*Aim of the exercise*
Locate the word "location" in the material, then show every line that holds it.

*Material for this task*
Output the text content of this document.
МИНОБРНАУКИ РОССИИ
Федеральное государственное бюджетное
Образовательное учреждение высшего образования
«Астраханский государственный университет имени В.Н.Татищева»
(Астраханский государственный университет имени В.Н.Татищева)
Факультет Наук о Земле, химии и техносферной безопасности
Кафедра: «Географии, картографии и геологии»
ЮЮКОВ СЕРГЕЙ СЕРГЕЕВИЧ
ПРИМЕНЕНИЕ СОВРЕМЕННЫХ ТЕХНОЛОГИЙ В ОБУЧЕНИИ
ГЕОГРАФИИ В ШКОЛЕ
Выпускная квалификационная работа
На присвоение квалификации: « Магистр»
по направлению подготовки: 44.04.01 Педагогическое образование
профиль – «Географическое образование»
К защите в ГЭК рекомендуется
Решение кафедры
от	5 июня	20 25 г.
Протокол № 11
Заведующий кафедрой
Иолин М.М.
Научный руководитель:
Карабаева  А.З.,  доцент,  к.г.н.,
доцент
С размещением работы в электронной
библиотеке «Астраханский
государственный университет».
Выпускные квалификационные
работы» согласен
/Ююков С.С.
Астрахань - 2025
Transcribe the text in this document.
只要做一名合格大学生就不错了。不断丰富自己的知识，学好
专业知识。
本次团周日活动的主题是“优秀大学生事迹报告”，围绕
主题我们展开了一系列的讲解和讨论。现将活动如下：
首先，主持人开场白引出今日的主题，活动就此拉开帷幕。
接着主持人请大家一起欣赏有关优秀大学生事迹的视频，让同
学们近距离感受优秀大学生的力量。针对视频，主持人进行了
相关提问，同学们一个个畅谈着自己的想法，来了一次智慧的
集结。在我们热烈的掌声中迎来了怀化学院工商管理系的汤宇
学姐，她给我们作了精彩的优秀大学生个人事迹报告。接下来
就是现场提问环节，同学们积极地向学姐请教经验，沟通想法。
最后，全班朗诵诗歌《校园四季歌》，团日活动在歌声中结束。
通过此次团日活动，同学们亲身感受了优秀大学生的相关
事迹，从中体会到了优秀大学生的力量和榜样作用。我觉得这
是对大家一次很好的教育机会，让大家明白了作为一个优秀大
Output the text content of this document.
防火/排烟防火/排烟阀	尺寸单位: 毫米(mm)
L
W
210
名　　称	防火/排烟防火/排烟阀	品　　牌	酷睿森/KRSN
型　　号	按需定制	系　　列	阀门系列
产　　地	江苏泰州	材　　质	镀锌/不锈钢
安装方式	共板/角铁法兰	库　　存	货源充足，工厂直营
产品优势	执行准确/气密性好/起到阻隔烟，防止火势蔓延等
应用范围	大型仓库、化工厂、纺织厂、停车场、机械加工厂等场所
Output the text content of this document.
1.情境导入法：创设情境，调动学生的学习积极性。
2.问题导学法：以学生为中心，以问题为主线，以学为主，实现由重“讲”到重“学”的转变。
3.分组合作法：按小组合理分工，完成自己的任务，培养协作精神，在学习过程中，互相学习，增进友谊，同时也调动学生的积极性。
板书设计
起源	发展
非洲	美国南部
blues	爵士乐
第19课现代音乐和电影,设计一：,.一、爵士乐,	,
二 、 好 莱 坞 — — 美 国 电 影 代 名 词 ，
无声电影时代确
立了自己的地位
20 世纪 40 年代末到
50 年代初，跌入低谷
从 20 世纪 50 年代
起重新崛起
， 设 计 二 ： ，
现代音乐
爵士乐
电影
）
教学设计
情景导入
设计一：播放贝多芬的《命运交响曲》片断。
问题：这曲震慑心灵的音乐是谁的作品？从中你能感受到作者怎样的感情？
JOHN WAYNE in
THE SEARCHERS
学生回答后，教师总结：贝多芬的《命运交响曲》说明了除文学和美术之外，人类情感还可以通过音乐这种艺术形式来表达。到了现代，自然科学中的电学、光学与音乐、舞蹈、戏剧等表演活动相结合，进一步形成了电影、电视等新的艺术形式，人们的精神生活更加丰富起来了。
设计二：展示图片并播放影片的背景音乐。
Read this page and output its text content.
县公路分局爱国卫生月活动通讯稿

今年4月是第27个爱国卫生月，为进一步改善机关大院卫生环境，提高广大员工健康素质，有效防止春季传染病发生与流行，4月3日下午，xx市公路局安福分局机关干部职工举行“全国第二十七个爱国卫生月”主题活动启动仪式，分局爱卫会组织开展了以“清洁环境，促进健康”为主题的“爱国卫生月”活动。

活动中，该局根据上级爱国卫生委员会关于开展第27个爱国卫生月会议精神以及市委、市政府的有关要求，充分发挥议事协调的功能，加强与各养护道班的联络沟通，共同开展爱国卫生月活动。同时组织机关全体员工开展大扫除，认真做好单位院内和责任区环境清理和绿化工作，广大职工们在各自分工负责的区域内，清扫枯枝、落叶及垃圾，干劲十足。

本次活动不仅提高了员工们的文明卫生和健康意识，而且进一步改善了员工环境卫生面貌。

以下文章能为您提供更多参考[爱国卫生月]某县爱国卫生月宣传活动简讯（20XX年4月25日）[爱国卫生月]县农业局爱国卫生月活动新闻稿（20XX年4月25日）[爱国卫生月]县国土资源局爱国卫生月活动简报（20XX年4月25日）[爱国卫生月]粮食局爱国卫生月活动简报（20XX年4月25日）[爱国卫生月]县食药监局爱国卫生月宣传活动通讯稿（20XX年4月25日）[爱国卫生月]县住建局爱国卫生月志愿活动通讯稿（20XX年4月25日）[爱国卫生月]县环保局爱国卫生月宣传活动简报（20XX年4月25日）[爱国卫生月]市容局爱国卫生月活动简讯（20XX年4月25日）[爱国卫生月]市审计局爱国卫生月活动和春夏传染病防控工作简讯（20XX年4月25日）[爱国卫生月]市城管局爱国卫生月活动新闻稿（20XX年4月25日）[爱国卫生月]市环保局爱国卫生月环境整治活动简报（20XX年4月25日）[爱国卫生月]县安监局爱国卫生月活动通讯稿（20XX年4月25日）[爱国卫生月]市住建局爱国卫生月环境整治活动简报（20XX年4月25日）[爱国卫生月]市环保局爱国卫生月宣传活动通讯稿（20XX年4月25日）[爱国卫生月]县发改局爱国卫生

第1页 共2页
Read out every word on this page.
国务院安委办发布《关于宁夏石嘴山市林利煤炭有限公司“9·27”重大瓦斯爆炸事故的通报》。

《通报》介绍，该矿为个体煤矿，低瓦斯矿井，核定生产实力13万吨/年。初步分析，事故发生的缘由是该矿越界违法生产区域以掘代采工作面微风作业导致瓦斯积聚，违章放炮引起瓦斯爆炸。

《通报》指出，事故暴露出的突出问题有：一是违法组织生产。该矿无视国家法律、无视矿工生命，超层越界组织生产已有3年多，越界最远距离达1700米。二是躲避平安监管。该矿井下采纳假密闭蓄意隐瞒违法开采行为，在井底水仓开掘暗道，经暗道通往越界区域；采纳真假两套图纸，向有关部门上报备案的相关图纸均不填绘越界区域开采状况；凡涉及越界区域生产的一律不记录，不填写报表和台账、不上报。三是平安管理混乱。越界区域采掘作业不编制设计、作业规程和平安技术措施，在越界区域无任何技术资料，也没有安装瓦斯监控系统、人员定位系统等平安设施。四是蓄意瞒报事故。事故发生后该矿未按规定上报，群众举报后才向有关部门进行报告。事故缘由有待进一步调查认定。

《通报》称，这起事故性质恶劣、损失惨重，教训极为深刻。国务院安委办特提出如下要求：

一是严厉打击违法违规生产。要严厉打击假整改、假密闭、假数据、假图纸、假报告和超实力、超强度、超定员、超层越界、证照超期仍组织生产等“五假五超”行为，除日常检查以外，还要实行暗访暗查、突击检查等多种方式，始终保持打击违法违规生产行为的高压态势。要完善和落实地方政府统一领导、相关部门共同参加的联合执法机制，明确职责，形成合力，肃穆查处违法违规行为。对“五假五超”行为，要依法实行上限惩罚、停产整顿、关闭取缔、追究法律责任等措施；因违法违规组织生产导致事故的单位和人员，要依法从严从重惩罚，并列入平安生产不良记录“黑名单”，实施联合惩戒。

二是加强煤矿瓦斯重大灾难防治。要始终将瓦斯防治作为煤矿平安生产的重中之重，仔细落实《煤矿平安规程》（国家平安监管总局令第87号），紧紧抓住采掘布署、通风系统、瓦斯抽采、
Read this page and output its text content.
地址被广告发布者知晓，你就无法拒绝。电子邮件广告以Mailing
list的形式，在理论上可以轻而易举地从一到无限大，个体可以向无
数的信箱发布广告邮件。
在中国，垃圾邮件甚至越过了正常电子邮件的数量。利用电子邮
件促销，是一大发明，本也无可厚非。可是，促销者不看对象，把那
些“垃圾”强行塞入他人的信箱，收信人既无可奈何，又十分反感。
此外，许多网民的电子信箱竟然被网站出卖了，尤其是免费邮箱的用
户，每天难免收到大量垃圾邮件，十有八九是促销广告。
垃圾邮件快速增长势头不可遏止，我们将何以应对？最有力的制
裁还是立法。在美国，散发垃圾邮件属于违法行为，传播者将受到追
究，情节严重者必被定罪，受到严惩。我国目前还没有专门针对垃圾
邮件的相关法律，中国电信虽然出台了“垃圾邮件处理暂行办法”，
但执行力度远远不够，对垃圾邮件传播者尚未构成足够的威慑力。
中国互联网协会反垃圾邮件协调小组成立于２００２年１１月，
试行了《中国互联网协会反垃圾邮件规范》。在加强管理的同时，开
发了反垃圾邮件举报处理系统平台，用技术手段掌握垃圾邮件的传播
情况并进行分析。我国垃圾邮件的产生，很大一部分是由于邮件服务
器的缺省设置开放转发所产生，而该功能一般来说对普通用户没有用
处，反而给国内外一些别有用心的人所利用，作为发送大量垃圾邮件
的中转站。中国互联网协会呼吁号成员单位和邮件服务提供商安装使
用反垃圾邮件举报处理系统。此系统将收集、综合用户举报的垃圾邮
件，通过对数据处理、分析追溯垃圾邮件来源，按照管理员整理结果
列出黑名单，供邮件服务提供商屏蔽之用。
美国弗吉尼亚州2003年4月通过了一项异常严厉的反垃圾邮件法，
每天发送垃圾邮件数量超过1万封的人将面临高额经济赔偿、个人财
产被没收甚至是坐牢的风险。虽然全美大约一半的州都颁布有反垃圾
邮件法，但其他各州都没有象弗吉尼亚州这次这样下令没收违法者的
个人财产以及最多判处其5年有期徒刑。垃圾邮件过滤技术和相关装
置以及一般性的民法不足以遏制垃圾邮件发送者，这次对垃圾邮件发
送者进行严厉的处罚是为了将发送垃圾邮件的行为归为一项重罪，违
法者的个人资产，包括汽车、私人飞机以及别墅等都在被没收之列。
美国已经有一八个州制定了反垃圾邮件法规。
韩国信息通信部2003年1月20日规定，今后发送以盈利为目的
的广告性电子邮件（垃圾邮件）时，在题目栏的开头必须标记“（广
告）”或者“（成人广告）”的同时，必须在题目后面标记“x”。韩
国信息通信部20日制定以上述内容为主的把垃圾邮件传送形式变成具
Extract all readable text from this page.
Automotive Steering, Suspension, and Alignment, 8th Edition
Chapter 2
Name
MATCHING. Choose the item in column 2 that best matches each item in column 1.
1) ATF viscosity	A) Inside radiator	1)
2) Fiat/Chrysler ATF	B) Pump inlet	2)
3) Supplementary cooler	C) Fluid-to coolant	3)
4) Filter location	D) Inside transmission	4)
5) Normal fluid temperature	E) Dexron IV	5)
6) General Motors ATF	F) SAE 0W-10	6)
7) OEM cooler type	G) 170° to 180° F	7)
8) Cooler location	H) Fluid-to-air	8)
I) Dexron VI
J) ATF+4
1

*Completed exercise*
4) Filter location	D) Inside transmission	4)
8) Cooler location	H) Fluid-to-air	8)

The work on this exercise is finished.